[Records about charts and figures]
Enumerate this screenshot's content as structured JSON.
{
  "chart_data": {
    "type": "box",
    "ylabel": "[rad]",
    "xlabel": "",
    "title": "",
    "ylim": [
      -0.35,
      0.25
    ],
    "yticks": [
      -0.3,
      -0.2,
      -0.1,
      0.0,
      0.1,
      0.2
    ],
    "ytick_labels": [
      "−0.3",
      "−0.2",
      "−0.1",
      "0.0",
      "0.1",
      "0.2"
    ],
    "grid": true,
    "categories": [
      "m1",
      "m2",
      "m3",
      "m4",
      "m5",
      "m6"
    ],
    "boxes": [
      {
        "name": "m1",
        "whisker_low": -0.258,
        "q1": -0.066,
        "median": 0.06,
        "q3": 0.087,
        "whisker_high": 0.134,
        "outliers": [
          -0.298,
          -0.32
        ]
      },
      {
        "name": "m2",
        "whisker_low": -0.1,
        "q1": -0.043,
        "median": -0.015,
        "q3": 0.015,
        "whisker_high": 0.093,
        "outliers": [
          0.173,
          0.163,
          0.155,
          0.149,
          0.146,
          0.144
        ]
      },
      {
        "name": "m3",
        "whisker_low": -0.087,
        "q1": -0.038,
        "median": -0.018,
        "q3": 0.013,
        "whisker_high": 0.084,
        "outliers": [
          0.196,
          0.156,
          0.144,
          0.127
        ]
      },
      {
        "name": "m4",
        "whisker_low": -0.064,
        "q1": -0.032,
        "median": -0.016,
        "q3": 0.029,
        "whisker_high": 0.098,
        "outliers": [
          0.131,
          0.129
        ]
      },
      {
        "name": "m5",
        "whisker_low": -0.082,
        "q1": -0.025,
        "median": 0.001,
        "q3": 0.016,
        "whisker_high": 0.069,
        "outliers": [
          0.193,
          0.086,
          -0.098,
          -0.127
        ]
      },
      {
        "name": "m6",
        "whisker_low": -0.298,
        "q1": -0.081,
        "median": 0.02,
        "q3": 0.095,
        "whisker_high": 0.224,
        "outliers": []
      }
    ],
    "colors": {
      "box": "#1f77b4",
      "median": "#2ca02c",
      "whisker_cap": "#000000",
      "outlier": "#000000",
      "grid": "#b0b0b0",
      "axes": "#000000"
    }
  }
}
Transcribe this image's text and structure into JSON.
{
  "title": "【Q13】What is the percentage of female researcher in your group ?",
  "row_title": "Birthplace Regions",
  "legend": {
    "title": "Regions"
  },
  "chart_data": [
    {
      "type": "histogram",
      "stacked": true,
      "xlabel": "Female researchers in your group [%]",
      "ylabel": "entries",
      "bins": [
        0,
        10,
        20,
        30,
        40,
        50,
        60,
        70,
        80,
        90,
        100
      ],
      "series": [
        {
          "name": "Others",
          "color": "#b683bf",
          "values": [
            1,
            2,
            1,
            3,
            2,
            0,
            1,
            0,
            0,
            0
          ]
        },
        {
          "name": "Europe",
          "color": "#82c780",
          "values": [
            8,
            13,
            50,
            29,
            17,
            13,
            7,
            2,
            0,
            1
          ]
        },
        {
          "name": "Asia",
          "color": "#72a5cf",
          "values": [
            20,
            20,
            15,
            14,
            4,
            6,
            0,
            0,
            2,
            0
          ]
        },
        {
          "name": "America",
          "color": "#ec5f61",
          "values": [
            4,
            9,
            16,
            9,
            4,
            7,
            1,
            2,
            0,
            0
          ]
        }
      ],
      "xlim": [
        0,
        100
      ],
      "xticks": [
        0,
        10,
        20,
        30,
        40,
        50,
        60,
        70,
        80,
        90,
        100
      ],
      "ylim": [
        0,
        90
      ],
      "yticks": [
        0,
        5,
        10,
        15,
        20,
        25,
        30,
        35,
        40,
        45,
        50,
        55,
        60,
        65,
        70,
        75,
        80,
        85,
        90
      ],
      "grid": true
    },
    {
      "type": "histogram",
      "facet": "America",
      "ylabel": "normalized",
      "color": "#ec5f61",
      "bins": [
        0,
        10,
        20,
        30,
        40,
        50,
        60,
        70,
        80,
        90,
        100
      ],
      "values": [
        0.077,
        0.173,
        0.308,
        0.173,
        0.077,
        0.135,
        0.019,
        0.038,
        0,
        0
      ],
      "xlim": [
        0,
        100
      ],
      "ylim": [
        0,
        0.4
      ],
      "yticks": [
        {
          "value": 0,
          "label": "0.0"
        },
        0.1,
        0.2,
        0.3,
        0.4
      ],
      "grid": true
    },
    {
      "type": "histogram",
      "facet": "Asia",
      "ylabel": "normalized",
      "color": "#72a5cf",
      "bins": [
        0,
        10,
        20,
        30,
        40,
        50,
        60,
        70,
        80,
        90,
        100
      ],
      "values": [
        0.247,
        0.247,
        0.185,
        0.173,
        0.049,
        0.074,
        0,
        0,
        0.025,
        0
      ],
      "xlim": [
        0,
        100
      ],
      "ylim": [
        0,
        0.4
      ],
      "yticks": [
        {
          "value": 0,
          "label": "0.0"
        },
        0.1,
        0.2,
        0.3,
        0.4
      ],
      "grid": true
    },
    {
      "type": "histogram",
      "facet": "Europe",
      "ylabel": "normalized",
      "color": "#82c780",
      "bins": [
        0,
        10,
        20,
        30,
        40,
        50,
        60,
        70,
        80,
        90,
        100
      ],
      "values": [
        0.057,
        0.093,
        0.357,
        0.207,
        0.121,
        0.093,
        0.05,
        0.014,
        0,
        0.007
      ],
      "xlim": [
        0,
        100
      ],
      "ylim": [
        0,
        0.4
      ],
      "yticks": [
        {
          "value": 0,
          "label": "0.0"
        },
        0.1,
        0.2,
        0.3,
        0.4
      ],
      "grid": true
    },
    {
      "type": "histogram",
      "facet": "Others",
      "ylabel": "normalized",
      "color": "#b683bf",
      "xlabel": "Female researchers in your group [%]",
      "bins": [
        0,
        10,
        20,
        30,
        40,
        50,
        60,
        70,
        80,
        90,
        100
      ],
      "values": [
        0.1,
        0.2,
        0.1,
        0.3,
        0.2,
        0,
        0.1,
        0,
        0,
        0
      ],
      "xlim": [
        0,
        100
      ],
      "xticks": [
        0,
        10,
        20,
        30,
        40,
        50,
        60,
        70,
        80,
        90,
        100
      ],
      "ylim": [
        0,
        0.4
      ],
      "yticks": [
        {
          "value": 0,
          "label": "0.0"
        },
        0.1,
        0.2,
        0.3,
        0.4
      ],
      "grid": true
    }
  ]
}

■ WRITTEN TASK ■
From the listing above, copy every line that includes the word "median".

■ EXERCISE ANSWER ■
        "median": 0.06,
        "median": -0.015,
        "median": -0.018,
        "median": -0.016,
        "median": 0.001,
        "median": 0.02,
      "median": "#2ca02c",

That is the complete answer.